• [SOURCE EXTRACT]:
___

Thanks to my snazzy celebrity contacts (by which I mean Melanie, who was very briefly in an episode of Lovejoy as a teenager and is therefore FAMOUS), I am now in possession of one of these babies (a National Art Pass). If you’ve been on the tube at all you’ll have seen them advertised a fair bit in the centre of London and then completely failed to do anything about it because you’re awful and lazy and this is why you will die alone.
So this thing – not the one above, you’ll have noticed my name isn’t Alex Smith – is going to be my ticket to wonders beyond compare or at least a load of very pretty exhibitions and places like Eltham Palace and Marble Hill House and other swank locations (especially if I can be persuaded to break my unhealthy attachment to London for long enough to roam further afield). There is also the knowledge that these passes apparently go some way towards helping preserve places of interest and collections of art for future generations which means that even though I couldn’t give a tuppenny shove if future Britons die in a howling post-apocalyptic cultural wasteland because I’m never having kids, your children will hopefully get to continue going to museums and learning about cool stuff just like we do.
I am doing terribly badly at not running around the website marking my calendar with every event going, but these are the leading contenders at the moment:
The V&A do a fantastic line in pop culture exhibitions, and I’ve especially impressed memories of the Vivienne Westwood retrospective some years back: I’m also pretty keen on Mr Bowie himself (saw him at Glastonbury 2000, cried all over a complete stranger during “Heroes”, like a champion), and his tactics of reinvention and image-manipulation could make for a very interesting exhibition. Plus, with this card thing I get 50% off the entrance fee, which seems a pretty sweet deal to me.

___

• [SUPPLIED MATERIAL]:
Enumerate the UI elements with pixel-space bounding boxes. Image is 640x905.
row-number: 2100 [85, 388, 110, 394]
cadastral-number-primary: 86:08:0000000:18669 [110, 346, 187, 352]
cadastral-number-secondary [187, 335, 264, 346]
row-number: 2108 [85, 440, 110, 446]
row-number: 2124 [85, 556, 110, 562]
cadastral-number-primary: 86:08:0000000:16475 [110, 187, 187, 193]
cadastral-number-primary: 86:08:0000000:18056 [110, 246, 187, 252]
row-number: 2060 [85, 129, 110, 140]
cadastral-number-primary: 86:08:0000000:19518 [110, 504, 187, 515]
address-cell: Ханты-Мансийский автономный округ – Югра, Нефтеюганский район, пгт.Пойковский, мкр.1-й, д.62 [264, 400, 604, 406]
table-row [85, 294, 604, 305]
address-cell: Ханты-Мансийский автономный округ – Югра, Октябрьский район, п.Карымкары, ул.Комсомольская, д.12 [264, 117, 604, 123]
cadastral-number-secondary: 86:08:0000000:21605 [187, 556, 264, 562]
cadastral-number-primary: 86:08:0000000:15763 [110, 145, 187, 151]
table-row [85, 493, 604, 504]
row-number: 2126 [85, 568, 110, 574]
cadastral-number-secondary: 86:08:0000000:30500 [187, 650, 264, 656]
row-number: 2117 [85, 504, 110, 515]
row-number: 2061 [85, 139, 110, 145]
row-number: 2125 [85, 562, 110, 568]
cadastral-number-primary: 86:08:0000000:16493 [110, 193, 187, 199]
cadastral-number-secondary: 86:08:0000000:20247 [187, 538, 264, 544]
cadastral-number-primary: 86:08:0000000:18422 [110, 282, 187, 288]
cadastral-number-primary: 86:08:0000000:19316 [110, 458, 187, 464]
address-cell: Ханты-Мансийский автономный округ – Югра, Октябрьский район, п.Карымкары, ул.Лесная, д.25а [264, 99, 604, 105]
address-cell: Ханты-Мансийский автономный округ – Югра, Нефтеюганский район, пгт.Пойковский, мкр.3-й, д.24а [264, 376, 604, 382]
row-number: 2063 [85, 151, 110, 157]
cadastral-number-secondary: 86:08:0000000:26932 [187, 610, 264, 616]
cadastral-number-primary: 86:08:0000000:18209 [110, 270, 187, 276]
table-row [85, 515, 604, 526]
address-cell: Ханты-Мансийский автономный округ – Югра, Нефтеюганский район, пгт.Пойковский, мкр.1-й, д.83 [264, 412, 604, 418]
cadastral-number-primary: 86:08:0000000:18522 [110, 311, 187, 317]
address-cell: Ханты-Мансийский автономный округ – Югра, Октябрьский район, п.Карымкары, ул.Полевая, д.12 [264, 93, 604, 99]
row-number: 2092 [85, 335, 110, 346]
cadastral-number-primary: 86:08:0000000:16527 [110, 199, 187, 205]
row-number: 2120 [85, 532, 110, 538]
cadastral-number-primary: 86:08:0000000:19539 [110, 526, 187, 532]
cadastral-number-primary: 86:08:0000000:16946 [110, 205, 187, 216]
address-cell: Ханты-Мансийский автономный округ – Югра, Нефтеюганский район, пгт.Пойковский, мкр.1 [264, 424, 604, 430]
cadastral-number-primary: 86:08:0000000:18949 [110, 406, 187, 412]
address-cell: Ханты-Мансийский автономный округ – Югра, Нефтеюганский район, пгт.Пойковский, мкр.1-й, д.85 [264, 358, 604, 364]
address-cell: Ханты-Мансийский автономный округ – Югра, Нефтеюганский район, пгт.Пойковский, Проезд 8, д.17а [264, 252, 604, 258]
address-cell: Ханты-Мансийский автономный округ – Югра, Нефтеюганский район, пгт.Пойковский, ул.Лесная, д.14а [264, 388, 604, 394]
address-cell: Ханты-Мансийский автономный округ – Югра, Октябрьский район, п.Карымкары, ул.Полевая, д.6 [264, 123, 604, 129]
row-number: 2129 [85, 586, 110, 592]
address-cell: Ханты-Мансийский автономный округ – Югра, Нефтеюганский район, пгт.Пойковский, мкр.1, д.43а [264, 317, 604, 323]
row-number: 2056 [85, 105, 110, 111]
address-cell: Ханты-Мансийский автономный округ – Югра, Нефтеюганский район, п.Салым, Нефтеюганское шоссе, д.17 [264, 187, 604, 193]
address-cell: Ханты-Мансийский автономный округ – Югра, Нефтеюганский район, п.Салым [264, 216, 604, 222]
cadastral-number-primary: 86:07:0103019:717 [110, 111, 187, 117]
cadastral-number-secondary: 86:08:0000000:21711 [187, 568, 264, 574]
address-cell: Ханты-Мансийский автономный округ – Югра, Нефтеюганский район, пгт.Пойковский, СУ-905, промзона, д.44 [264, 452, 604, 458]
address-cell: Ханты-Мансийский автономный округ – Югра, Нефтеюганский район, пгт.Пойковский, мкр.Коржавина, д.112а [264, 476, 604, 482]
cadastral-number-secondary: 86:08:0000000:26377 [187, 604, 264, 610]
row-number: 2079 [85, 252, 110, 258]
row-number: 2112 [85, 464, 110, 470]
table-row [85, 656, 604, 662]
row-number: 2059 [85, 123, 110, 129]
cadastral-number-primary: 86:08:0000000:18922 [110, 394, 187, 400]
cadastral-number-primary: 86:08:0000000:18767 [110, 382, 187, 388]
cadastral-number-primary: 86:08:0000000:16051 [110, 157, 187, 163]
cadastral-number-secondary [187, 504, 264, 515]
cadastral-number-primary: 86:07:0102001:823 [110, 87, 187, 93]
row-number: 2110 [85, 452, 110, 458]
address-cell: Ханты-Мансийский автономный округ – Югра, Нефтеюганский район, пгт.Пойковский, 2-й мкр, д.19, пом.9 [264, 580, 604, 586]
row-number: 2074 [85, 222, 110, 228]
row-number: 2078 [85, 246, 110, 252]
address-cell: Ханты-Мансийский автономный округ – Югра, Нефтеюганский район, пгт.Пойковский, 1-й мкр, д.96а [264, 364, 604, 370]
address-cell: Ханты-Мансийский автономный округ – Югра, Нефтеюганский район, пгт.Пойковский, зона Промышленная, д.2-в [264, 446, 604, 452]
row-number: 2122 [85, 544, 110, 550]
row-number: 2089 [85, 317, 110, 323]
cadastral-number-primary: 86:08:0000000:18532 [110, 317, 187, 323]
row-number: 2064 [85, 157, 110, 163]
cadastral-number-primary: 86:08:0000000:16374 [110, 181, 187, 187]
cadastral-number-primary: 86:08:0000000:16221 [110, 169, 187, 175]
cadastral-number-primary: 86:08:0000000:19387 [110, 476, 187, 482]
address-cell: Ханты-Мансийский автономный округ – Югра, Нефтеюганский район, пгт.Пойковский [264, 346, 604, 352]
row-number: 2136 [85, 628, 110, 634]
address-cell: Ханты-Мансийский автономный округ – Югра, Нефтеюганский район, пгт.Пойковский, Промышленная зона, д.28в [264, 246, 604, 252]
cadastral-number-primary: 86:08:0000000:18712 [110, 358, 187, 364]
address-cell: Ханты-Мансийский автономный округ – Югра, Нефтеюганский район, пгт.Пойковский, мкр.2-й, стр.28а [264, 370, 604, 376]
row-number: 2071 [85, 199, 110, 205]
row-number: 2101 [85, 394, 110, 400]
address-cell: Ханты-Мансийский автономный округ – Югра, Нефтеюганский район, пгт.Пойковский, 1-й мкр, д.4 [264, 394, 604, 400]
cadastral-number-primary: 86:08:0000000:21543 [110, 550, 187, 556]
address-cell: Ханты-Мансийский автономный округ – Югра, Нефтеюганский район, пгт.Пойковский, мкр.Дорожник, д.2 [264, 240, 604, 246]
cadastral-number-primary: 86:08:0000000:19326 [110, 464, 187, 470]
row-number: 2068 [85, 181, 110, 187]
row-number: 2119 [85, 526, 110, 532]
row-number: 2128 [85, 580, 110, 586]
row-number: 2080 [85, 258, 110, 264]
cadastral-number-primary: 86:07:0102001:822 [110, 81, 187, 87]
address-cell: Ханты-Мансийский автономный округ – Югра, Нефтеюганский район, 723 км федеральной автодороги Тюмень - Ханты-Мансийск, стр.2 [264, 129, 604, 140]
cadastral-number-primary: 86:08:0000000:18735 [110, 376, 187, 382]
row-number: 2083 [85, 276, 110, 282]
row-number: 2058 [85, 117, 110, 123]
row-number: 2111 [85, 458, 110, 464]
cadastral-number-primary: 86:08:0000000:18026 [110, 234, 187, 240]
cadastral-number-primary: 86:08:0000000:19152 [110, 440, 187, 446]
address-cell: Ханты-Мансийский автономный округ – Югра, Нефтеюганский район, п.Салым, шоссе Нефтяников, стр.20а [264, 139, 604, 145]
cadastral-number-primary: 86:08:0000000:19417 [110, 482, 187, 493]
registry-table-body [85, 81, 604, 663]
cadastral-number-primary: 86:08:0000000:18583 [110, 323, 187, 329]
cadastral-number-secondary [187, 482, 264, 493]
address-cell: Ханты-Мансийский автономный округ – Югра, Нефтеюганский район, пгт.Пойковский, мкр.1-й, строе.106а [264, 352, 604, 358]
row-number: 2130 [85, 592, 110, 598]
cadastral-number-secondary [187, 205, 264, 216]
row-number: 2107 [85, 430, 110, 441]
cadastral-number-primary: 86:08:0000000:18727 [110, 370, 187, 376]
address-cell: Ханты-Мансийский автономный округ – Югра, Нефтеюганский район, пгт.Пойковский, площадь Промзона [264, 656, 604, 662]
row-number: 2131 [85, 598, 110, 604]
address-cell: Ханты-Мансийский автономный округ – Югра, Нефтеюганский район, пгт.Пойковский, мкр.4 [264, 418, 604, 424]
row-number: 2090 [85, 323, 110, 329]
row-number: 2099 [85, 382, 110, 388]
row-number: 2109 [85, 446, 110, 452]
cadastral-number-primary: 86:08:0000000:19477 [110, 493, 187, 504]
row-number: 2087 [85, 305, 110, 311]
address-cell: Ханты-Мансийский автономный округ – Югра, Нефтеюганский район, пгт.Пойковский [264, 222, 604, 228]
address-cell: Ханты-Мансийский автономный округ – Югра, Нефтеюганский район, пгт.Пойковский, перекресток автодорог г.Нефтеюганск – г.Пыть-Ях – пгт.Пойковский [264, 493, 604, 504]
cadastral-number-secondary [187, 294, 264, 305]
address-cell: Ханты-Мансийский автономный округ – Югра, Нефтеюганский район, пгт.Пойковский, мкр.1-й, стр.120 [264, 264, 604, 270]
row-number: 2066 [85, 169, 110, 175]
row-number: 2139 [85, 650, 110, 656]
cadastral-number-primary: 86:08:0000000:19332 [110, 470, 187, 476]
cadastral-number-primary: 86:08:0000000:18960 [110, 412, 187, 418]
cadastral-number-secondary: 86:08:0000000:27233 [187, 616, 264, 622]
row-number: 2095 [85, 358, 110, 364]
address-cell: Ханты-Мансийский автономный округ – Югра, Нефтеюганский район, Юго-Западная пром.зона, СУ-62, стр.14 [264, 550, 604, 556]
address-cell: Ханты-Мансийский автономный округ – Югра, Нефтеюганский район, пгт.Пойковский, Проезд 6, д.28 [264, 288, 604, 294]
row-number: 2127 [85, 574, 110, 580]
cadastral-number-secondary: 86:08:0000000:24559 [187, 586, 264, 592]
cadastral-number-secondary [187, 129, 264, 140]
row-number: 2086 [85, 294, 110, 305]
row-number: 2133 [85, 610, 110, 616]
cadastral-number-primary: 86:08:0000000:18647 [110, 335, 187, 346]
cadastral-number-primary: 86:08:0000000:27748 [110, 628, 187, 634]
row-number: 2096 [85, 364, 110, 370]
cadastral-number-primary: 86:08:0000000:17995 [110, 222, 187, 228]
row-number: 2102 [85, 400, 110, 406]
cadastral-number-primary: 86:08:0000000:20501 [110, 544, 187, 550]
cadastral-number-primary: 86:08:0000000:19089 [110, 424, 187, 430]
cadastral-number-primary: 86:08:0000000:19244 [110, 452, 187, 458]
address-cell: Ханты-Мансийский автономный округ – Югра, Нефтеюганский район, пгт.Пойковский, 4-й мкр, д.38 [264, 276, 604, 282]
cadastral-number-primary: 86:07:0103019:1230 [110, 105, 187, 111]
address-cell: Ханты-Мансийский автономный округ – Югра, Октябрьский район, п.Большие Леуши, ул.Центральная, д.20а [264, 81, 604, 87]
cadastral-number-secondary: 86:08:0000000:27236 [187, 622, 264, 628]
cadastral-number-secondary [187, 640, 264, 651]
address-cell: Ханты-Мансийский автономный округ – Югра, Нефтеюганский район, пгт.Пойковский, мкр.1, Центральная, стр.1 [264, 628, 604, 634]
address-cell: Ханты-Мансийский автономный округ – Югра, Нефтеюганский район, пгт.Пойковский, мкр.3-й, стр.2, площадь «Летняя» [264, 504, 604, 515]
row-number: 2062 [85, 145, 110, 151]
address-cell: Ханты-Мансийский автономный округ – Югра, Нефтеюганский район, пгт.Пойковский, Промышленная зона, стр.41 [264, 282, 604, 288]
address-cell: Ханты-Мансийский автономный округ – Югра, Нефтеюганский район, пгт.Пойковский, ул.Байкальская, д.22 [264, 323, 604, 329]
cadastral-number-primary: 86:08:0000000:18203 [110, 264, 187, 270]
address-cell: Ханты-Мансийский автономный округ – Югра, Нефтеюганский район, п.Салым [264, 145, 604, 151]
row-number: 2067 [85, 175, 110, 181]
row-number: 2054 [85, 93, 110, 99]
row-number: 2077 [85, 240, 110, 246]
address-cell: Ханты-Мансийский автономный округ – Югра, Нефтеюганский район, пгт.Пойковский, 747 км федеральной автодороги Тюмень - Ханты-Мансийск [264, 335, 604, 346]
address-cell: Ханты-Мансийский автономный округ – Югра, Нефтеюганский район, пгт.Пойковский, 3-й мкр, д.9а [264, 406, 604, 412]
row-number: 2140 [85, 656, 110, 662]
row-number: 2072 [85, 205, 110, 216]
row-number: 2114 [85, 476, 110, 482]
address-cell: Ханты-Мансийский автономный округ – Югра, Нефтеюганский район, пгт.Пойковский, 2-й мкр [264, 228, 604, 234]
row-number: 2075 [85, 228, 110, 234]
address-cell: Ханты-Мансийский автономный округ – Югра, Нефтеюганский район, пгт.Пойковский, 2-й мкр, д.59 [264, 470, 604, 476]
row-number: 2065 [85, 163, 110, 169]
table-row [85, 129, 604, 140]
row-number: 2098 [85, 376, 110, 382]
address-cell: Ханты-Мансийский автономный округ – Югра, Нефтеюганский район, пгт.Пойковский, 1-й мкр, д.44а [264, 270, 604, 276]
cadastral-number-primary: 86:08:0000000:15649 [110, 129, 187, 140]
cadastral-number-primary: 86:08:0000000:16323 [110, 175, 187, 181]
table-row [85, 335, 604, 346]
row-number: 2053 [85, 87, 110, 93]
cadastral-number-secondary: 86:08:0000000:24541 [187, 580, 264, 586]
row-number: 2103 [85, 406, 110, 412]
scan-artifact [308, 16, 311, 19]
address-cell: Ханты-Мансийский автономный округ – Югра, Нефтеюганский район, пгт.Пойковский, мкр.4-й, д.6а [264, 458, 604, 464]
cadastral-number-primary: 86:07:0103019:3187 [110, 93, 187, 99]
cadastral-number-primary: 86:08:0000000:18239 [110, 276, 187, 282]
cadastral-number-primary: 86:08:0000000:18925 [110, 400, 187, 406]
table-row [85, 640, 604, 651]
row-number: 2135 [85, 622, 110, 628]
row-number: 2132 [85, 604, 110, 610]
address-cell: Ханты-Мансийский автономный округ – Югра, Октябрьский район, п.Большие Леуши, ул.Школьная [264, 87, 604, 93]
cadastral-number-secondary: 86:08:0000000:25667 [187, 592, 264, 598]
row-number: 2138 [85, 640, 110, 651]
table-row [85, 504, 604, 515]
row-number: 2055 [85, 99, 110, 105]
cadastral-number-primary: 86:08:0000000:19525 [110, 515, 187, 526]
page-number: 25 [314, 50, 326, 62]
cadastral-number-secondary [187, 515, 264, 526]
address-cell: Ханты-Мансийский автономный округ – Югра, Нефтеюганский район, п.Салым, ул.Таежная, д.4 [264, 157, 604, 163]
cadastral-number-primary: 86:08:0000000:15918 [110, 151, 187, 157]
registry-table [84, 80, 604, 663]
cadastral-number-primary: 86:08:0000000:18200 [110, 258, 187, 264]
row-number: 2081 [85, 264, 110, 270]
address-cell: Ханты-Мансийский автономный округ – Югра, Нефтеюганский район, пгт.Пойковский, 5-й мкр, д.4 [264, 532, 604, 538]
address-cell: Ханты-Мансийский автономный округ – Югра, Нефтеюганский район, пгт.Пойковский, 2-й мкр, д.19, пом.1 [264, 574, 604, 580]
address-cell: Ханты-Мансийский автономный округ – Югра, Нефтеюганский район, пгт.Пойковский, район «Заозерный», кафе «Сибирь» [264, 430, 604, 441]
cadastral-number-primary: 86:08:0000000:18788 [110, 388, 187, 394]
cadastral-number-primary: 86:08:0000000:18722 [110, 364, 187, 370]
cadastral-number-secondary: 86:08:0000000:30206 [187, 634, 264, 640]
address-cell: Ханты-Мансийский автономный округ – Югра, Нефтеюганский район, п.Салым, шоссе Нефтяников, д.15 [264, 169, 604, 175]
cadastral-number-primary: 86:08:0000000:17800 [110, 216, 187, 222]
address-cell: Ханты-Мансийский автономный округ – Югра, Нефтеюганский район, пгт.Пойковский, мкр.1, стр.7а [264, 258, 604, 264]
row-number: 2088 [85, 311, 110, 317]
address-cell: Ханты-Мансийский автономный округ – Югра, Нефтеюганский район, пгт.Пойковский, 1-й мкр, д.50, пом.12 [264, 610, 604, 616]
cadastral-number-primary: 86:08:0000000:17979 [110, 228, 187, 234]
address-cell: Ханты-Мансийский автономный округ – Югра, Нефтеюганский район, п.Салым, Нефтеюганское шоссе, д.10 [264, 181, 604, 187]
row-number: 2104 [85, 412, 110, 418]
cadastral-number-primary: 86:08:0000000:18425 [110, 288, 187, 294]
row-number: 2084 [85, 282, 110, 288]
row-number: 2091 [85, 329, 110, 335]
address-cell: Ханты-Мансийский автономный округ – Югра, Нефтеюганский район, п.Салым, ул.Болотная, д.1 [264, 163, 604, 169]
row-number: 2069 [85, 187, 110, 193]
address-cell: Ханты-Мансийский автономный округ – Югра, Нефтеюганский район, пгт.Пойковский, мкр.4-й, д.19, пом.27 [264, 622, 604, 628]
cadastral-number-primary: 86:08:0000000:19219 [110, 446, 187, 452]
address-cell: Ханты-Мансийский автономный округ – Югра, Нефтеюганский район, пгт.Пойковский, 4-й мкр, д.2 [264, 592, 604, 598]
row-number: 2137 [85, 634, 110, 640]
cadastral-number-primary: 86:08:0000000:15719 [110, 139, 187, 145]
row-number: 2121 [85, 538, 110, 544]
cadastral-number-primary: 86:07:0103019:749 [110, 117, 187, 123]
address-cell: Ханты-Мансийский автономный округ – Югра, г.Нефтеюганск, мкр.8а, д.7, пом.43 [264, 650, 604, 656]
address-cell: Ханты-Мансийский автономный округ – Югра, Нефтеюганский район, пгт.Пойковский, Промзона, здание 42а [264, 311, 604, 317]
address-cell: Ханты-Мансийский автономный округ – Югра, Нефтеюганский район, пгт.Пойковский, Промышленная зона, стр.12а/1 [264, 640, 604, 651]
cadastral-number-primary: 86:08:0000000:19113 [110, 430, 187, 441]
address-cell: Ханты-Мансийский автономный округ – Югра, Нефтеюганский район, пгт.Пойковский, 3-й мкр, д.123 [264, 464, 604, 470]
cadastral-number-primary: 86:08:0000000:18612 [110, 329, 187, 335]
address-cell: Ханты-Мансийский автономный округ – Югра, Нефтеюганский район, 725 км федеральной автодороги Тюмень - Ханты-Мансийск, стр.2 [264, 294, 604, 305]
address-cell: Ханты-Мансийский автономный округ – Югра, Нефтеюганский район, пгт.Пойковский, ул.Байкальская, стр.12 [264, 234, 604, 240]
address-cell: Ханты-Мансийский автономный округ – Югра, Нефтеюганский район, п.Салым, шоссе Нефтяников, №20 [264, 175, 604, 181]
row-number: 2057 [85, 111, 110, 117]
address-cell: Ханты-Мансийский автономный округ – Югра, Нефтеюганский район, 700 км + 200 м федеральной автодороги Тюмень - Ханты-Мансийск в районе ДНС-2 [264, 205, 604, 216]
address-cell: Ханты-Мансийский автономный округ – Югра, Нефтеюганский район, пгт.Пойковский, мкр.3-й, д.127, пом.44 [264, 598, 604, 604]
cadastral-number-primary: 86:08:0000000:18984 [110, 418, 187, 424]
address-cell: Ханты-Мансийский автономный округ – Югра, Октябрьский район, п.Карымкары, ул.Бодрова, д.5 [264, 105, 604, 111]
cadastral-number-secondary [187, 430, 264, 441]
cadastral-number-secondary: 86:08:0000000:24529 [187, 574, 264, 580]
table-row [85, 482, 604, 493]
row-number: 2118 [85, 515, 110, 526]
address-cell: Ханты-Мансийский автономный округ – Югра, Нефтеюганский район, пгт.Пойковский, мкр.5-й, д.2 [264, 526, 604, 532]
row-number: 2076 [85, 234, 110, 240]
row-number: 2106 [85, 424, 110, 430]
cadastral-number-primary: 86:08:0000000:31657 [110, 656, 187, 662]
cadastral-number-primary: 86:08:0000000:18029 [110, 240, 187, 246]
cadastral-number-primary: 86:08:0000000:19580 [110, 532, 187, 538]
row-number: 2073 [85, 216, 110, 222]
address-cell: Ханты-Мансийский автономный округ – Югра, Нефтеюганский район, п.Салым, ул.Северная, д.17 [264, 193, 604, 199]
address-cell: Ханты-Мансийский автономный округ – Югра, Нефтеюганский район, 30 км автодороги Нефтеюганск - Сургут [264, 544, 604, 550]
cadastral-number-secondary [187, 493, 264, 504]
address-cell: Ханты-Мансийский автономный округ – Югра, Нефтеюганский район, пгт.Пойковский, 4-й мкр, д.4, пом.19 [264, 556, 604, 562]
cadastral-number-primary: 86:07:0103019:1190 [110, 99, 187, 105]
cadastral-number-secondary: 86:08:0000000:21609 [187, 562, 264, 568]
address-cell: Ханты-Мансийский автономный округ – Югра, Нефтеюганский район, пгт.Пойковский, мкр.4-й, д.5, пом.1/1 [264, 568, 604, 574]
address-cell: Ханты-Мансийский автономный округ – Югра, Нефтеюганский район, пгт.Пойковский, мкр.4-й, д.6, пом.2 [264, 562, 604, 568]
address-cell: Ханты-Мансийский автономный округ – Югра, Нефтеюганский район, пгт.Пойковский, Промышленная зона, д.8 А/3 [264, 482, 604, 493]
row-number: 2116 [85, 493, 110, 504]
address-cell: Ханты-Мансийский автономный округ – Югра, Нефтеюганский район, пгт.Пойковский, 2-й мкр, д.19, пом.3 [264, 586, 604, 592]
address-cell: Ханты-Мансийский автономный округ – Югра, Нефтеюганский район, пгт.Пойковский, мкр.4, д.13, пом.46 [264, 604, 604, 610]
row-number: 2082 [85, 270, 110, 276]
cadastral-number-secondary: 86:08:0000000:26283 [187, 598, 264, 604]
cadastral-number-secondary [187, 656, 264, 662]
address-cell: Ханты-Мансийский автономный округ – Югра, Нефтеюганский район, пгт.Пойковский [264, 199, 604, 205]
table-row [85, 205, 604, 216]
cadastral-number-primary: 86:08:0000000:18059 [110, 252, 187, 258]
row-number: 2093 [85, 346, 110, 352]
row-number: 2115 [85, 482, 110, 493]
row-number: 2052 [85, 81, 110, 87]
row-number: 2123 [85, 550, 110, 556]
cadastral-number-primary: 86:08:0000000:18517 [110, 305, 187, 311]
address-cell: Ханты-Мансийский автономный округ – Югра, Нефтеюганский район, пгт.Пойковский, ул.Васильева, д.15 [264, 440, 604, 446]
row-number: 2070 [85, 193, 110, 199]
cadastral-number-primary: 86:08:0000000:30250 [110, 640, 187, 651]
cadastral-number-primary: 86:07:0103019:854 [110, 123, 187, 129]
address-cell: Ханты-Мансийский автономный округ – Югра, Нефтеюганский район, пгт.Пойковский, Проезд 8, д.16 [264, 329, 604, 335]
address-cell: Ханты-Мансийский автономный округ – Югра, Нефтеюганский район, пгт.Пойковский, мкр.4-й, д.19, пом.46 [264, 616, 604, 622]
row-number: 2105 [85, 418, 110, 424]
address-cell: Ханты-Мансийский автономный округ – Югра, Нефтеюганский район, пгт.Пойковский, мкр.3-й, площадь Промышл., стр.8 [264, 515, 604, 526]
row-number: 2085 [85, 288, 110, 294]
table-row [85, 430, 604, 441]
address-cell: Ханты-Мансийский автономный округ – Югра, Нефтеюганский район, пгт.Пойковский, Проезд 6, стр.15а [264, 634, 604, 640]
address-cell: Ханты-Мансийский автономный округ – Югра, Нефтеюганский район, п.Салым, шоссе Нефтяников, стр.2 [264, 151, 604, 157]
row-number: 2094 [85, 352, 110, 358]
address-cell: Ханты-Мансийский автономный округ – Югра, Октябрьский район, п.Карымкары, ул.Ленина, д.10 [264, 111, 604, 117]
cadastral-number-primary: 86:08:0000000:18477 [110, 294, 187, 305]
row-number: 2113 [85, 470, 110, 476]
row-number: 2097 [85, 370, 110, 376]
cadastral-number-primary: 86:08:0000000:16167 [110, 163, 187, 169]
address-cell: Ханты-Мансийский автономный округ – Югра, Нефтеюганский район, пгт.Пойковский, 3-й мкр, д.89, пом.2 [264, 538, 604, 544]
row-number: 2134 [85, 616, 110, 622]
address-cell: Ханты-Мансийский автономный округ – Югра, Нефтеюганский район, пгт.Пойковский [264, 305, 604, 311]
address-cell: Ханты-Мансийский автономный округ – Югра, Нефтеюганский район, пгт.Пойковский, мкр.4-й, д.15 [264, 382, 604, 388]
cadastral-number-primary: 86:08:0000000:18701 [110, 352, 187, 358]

___

Please continue the blog post about getting a National Art Pass, picking up right after its last sentence.

• [ANSWER TO THE EXERCISE]:
At the Tate Modern, which has been a repeat offender on my “institutions to visit all the time” list since before I moved to London, there’s a slavish adherence to Whistler’s “display everything on white and space it out” approach to galleries: there’s also apparently a retrospective of one of the most iconic artists of the last 150 years, which I probably wouldn’t have gone to if I’d had to pay full price for a ticket because there are moths in my pockets. Now I can get in for half-price I’m deeply curious to see what sort of wider field Lichtenstein’s most famous works come from, and how he got to the lithographic technique which most people associate infallibly with his name. Onto the list!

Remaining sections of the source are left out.